— WHAT TO PRODUCE —
Within this material, how many lines have the string "from" in them? The answer is a number, with nothing added.

— GIVEN DATA —
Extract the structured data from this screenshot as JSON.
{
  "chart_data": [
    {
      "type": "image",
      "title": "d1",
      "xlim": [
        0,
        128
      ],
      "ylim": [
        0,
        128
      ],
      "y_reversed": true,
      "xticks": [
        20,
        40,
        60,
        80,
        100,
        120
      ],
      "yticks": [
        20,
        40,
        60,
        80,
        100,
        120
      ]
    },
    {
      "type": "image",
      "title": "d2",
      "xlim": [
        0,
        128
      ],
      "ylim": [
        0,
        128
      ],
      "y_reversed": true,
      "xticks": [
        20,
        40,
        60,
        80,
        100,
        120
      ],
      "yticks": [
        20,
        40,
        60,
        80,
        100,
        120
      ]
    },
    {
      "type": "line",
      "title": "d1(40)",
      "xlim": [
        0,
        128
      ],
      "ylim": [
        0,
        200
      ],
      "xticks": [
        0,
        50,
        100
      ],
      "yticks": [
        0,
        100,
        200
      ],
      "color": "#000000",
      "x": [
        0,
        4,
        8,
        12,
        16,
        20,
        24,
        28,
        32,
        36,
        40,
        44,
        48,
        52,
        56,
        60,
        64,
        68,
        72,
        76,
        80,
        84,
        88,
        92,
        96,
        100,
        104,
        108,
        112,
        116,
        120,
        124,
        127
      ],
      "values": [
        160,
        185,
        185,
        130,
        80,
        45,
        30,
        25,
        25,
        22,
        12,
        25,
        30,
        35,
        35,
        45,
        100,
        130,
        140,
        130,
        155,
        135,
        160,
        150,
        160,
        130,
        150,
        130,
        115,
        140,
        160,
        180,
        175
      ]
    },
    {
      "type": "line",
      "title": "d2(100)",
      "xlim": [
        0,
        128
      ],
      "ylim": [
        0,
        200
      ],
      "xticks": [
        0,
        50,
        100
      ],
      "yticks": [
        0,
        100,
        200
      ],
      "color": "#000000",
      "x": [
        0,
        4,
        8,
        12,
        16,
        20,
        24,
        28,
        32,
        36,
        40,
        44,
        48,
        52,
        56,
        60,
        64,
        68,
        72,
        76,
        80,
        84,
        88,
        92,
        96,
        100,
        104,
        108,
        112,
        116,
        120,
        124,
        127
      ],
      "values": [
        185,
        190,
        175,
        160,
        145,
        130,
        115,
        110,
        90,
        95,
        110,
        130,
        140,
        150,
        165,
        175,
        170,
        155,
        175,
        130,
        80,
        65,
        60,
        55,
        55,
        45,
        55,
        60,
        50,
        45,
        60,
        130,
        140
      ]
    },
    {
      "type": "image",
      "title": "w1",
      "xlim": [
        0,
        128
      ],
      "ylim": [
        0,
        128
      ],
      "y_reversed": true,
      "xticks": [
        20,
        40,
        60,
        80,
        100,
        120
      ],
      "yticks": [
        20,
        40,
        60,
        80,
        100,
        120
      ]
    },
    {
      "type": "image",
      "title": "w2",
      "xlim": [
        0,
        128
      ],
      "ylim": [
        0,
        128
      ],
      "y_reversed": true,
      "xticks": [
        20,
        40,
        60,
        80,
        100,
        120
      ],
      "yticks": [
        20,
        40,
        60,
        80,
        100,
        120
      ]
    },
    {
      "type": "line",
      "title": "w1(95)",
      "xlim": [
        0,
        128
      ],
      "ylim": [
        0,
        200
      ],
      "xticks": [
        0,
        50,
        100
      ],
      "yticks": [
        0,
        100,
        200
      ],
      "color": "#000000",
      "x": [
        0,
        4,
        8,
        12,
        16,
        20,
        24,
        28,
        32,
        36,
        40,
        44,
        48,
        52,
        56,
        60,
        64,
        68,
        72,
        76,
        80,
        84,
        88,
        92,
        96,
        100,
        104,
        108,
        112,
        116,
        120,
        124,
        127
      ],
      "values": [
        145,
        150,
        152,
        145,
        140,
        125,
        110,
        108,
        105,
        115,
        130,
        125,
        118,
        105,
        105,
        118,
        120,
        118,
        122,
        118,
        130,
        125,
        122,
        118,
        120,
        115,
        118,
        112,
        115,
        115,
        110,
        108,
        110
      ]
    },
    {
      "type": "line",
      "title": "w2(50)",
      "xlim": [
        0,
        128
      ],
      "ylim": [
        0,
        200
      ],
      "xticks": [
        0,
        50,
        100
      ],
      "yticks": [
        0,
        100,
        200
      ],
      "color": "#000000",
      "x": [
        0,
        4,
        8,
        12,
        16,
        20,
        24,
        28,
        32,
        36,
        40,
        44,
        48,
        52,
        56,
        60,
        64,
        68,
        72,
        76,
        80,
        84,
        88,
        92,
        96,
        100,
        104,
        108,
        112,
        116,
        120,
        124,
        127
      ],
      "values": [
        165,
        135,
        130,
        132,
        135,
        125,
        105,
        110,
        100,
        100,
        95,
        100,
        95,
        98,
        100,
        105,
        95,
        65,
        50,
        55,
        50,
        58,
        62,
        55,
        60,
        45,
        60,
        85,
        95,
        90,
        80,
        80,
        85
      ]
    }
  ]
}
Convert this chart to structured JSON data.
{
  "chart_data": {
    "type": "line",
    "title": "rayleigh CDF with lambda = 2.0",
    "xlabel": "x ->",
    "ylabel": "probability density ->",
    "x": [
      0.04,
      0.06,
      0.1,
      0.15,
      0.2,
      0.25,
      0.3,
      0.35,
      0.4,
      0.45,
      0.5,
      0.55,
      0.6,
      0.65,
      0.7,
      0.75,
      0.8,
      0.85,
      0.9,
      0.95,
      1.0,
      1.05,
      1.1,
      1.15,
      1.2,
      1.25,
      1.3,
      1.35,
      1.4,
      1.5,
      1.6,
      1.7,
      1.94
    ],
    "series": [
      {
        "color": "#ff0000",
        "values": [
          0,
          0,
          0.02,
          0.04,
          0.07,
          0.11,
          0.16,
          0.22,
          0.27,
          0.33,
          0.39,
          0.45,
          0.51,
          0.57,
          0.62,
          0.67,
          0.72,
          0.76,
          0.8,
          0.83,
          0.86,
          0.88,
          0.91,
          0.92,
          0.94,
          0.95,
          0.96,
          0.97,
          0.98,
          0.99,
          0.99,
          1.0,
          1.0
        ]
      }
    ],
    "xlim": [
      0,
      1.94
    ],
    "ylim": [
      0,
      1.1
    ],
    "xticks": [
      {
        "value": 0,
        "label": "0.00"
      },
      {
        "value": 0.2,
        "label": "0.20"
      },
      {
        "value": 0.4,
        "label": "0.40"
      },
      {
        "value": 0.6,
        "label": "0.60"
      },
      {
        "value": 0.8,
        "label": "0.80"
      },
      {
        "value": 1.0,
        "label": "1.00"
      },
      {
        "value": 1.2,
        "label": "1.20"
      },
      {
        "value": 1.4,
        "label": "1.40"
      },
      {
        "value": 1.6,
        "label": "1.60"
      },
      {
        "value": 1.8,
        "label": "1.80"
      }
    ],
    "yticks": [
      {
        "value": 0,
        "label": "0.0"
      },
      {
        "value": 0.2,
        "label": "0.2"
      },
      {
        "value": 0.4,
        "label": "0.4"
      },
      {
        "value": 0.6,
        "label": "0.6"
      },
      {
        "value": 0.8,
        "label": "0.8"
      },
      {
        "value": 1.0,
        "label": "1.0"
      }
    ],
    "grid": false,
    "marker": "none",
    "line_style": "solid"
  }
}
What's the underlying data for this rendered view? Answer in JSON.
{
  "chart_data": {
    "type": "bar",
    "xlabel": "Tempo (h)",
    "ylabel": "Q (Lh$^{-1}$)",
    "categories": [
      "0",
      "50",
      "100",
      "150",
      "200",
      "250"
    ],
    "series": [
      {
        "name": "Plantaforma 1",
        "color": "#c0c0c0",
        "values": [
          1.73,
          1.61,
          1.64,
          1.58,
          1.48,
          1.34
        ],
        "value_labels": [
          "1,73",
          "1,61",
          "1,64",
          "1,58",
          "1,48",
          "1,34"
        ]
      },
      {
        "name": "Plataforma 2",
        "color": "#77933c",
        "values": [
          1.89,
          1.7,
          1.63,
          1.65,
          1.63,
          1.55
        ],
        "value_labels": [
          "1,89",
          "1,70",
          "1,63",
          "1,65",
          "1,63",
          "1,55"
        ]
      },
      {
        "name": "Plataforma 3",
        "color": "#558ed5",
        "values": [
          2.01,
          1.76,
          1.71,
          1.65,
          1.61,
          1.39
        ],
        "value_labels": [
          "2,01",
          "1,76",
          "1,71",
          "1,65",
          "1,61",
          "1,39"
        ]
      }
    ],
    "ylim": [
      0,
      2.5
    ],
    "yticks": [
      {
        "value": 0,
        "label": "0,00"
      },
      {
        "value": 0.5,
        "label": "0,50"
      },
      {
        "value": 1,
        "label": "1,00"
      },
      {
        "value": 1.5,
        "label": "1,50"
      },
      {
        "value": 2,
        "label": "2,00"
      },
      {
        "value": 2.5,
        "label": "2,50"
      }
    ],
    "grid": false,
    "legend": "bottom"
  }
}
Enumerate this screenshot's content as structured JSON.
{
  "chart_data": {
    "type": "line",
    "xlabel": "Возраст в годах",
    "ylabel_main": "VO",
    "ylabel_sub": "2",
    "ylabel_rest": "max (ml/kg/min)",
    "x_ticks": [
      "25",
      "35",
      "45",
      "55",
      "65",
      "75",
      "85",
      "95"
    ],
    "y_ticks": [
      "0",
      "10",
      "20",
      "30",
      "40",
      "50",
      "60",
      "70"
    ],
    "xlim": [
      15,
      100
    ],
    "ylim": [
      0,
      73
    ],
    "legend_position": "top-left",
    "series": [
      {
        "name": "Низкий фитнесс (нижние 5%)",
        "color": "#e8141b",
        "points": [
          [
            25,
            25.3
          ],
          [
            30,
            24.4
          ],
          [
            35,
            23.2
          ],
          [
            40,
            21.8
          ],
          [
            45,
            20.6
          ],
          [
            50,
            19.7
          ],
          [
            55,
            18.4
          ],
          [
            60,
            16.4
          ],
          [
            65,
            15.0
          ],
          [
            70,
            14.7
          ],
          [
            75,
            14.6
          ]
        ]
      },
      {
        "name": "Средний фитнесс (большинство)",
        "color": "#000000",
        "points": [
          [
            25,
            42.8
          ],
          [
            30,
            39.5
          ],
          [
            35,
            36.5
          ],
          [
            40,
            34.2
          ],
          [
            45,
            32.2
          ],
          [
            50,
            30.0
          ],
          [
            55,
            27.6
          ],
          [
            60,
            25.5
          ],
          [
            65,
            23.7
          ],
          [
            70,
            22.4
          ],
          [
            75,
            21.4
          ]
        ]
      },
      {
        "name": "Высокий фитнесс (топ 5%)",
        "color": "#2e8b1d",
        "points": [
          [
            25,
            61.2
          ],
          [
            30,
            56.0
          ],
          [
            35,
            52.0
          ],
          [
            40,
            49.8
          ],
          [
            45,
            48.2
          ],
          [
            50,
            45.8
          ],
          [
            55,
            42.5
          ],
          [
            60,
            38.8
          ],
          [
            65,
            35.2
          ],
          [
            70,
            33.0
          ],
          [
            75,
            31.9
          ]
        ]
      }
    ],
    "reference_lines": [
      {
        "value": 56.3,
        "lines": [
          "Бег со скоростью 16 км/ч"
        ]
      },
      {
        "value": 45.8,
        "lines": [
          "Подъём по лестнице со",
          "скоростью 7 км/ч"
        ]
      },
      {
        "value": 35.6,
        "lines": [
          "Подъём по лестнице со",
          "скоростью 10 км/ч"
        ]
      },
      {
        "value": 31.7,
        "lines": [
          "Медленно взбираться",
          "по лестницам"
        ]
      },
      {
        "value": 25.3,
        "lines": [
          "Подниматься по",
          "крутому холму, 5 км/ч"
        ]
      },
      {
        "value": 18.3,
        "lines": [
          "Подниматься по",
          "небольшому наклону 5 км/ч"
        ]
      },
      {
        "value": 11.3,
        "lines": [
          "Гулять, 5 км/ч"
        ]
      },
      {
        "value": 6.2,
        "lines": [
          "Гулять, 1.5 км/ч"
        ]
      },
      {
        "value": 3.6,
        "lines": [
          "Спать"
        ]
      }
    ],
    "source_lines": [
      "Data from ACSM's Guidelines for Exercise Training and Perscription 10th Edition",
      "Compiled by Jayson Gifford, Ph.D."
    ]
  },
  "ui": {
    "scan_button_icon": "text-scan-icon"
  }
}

— WRITTEN RESPONSE —
2